-- Begin Entries supplied --

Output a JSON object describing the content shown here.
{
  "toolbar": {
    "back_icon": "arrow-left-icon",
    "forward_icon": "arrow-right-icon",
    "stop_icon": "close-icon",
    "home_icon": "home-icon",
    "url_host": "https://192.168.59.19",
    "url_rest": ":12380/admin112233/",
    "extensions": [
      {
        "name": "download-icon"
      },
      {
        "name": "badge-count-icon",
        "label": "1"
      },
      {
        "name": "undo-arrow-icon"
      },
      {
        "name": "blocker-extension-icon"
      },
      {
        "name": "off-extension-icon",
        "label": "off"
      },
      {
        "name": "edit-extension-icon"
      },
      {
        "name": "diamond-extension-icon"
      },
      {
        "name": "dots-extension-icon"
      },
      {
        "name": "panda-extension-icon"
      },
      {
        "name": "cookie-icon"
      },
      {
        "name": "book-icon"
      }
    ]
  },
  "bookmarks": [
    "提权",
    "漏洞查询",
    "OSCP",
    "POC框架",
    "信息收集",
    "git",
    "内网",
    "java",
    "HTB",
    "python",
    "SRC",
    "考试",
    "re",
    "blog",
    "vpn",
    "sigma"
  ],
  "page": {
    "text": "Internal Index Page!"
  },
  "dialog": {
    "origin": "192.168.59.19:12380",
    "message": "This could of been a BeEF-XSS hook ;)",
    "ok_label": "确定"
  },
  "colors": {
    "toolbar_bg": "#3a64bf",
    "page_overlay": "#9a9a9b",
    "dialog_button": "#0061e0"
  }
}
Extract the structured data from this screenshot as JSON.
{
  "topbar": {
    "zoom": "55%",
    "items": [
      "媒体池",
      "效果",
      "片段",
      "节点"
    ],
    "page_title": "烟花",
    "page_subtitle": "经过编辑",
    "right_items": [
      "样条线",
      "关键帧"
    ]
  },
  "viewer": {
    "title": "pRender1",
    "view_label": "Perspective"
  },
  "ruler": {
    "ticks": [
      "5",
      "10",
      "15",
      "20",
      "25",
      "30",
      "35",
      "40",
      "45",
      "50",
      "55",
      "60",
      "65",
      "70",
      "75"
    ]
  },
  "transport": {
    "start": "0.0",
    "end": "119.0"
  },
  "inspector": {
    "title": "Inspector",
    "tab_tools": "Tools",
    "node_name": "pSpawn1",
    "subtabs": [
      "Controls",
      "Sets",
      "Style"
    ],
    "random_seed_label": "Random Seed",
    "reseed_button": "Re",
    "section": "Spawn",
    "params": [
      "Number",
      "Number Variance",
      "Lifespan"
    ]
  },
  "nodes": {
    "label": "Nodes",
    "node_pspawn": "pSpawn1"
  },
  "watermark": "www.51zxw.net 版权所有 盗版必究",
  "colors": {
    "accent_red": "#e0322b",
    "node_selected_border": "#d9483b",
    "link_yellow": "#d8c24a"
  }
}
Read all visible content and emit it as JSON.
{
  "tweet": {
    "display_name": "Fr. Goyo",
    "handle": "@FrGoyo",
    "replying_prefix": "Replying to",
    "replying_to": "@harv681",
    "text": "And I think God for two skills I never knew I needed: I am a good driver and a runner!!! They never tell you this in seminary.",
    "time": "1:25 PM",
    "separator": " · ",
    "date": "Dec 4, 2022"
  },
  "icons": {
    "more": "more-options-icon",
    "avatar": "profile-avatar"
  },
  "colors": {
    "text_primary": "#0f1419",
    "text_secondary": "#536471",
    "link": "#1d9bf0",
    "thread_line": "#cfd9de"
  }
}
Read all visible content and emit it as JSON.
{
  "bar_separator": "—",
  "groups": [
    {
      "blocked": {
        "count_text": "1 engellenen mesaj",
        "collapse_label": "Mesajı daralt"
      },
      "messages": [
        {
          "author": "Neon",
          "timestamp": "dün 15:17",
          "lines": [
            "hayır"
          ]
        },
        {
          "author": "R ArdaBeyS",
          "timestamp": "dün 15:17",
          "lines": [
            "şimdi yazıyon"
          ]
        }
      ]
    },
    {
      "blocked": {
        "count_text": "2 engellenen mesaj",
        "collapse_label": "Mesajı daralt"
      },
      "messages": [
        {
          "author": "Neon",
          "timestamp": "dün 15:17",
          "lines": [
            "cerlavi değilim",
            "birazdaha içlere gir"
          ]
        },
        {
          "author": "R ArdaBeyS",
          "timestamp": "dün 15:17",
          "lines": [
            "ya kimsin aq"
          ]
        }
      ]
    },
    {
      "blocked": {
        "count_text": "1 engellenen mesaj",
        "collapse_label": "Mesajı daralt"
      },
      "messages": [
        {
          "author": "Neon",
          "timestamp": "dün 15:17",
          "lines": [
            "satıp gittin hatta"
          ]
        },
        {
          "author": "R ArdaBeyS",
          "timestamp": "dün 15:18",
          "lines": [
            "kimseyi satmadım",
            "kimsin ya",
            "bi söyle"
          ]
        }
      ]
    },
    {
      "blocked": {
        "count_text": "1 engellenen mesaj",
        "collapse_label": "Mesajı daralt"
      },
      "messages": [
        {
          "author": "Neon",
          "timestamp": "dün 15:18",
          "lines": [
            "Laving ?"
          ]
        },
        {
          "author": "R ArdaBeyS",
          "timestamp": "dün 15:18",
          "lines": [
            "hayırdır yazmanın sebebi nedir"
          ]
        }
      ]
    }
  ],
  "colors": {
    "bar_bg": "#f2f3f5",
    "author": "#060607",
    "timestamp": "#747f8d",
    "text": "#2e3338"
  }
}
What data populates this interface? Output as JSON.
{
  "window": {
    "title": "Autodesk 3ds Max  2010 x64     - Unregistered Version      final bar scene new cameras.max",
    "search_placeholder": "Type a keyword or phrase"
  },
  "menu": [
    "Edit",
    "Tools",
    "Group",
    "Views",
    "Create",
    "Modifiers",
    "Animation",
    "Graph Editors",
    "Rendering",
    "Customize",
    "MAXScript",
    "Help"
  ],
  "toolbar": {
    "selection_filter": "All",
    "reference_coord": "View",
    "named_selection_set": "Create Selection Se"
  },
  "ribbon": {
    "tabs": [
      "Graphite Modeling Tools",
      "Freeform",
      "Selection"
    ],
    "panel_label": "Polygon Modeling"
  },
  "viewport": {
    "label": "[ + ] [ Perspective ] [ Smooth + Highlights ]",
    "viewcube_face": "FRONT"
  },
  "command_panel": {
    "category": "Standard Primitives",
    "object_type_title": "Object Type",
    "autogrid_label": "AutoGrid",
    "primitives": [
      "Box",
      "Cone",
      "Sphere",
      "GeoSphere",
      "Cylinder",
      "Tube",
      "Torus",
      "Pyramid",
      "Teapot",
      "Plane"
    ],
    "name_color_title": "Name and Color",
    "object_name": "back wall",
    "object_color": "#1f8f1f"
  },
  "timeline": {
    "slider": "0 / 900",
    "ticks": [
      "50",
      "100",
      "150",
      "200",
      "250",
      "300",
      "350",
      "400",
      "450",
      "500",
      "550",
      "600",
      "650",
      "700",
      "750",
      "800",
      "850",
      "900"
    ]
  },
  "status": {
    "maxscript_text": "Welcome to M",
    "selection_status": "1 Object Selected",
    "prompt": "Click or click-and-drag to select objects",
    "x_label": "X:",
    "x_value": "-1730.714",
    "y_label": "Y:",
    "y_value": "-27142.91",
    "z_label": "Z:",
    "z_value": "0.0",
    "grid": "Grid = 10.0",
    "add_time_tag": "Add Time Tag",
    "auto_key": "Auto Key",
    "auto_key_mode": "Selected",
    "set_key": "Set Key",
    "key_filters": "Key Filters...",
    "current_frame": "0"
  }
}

-- End Entries supplied --

* [Task directions]:
Please output the entire listing exactly as it stands.

* [Task output]:
Output a JSON object describing the content shown here.
{
  "toolbar": {
    "back_icon": "arrow-left-icon",
    "forward_icon": "arrow-right-icon",
    "stop_icon": "close-icon",
    "home_icon": "home-icon",
    "url_host": "https://192.168.59.19",
    "url_rest": ":12380/admin112233/",
    "extensions": [
      {
        "name": "download-icon"
      },
      {
        "name": "badge-count-icon",
        "label": "1"
      },
      {
        "name": "undo-arrow-icon"
      },
      {
        "name": "blocker-extension-icon"
      },
      {
        "name": "off-extension-icon",
        "label": "off"
      },
      {
        "name": "edit-extension-icon"
      },
      {
        "name": "diamond-extension-icon"
      },
      {
        "name": "dots-extension-icon"
      },
      {
        "name": "panda-extension-icon"
      },
      {
        "name": "cookie-icon"
      },
      {
        "name": "book-icon"
      }
    ]
  },
  "bookmarks": [
    "提权",
    "漏洞查询",
    "OSCP",
    "POC框架",
    "信息收集",
    "git",
    "内网",
    "java",
    "HTB",
    "python",
    "SRC",
    "考试",
    "re",
    "blog",
    "vpn",
    "sigma"
  ],
  "page": {
    "text": "Internal Index Page!"
  },
  "dialog": {
    "origin": "192.168.59.19:12380",
    "message": "This could of been a BeEF-XSS hook ;)",
    "ok_label": "确定"
  },
  "colors": {
    "toolbar_bg": "#3a64bf",
    "page_overlay": "#9a9a9b",
    "dialog_button": "#0061e0"
  }
}
Extract the structured data from this screenshot as JSON.
{
  "topbar": {
    "zoom": "55%",
    "items": [
      "媒体池",
      "效果",
      "片段",
      "节点"
    ],
    "page_title": "烟花",
    "page_subtitle": "经过编辑",
    "right_items": [
      "样条线",
      "关键帧"
    ]
  },
  "viewer": {
    "title": "pRender1",
    "view_label": "Perspective"
  },
  "ruler": {
    "ticks": [
      "5",
      "10",
      "15",
      "20",
      "25",
      "30",
      "35",
      "40",
      "45",
      "50",
      "55",
      "60",
      "65",
      "70",
      "75"
    ]
  },
  "transport": {
    "start": "0.0",
    "end": "119.0"
  },
  "inspector": {
    "title": "Inspector",
    "tab_tools": "Tools",
    "node_name": "pSpawn1",
    "subtabs": [
      "Controls",
      "Sets",
      "Style"
    ],
    "random_seed_label": "Random Seed",
    "reseed_button": "Re",
    "section": "Spawn",
    "params": [
      "Number",
      "Number Variance",
      "Lifespan"
    ]
  },
  "nodes": {
    "label": "Nodes",
    "node_pspawn": "pSpawn1"
  },
  "watermark": "www.51zxw.net 版权所有 盗版必究",
  "colors": {
    "accent_red": "#e0322b",
    "node_selected_border": "#d9483b",
    "link_yellow": "#d8c24a"
  }
}
Read all visible content and emit it as JSON.
{
  "tweet": {
    "display_name": "Fr. Goyo",
    "handle": "@FrGoyo",
    "replying_prefix": "Replying to",
    "replying_to": "@harv681",
    "text": "And I think God for two skills I never knew I needed: I am a good driver and a runner!!! They never tell you this in seminary.",
    "time": "1:25 PM",
    "separator": " · ",
    "date": "Dec 4, 2022"
  },
  "icons": {
    "more": "more-options-icon",
    "avatar": "profile-avatar"
  },
  "colors": {
    "text_primary": "#0f1419",
    "text_secondary": "#536471",
    "link": "#1d9bf0",
    "thread_line": "#cfd9de"
  }
}
Read all visible content and emit it as JSON.
{
  "bar_separator": "—",
  "groups": [
    {
      "blocked": {
        "count_text": "1 engellenen mesaj",
        "collapse_label": "Mesajı daralt"
      },
      "messages": [
        {
          "author": "Neon",
          "timestamp": "dün 15:17",
          "lines": [
            "hayır"
          ]
        },
        {
          "author": "R ArdaBeyS",
          "timestamp": "dün 15:17",
          "lines": [
            "şimdi yazıyon"
          ]
        }
      ]
    },
    {
      "blocked": {
        "count_text": "2 engellenen mesaj",
        "collapse_label": "Mesajı daralt"
      },
      "messages": [
        {
          "author": "Neon",
          "timestamp": "dün 15:17",
          "lines": [
            "cerlavi değilim",
            "birazdaha içlere gir"
          ]
        },
        {
          "author": "R ArdaBeyS",
          "timestamp": "dün 15:17",
          "lines": [
            "ya kimsin aq"
          ]
        }
      ]
    },
    {
      "blocked": {
        "count_text": "1 engellenen mesaj",
        "collapse_label": "Mesajı daralt"
      },
      "messages": [
        {
          "author": "Neon",
          "timestamp": "dün 15:17",
          "lines": [
            "satıp gittin hatta"
          ]
        },
        {
          "author": "R ArdaBeyS",
          "timestamp": "dün 15:18",
          "lines": [
            "kimseyi satmadım",
            "kimsin ya",
            "bi söyle"
          ]
        }
      ]
    },
    {
      "blocked": {
        "count_text": "1 engellenen mesaj",
        "collapse_label": "Mesajı daralt"
      },
      "messages": [
        {
          "author": "Neon",
          "timestamp": "dün 15:18",
          "lines": [
            "Laving ?"
          ]
        },
        {
          "author": "R ArdaBeyS",
          "timestamp": "dün 15:18",
          "lines": [
            "hayırdır yazmanın sebebi nedir"
          ]
        }
      ]
    }
  ],
  "colors": {
    "bar_bg": "#f2f3f5",
    "author": "#060607",
    "timestamp": "#747f8d",
    "text": "#2e3338"
  }
}
What data populates this interface? Output as JSON.
{
  "window": {
    "title": "Autodesk 3ds Max  2010 x64     - Unregistered Version      final bar scene new cameras.max",
    "search_placeholder": "Type a keyword or phrase"
  },
  "menu": [
    "Edit",
    "Tools",
    "Group",
    "Views",
    "Create",
    "Modifiers",
    "Animation",
    "Graph Editors",
    "Rendering",
    "Customize",
    "MAXScript",
    "Help"
  ],
  "toolbar": {
    "selection_filter": "All",
    "reference_coord": "View",
    "named_selection_set": "Create Selection Se"
  },
  "ribbon": {
    "tabs": [
      "Graphite Modeling Tools",
      "Freeform",
      "Selection"
    ],
    "panel_label": "Polygon Modeling"
  },
  "viewport": {
    "label": "[ + ] [ Perspective ] [ Smooth + Highlights ]",
    "viewcube_face": "FRONT"
  },
  "command_panel": {
    "category": "Standard Primitives",
    "object_type_title": "Object Type",
    "autogrid_label": "AutoGrid",
    "primitives": [
      "Box",
      "Cone",
      "Sphere",
      "GeoSphere",
      "Cylinder",
      "Tube",
      "Torus",
      "Pyramid",
      "Teapot",
      "Plane"
    ],
    "name_color_title": "Name and Color",
    "object_name": "back wall",
    "object_color": "#1f8f1f"
  },
  "timeline": {
    "slider": "0 / 900",
    "ticks": [
      "50",
      "100",
      "150",
      "200",
      "250",
      "300",
      "350",
      "400",
      "450",
      "500",
      "550",
      "600",
      "650",
      "700",
      "750",
      "800",
      "850",
      "900"
    ]
  },
  "status": {
    "maxscript_text": "Welcome to M",
    "selection_status": "1 Object Selected",
    "prompt": "Click or click-and-drag to select objects",
    "x_label": "X:",
    "x_value": "-1730.714",
    "y_label": "Y:",
    "y_value": "-27142.91",
    "z_label": "Z:",
    "z_value": "0.0",
    "grid": "Grid = 10.0",
    "add_time_tag": "Add Time Tag",
    "auto_key": "Auto Key",
    "auto_key_mode": "Selected",
    "set_key": "Set Key",
    "key_filters": "Key Filters...",
    "current_frame": "0"
  }
}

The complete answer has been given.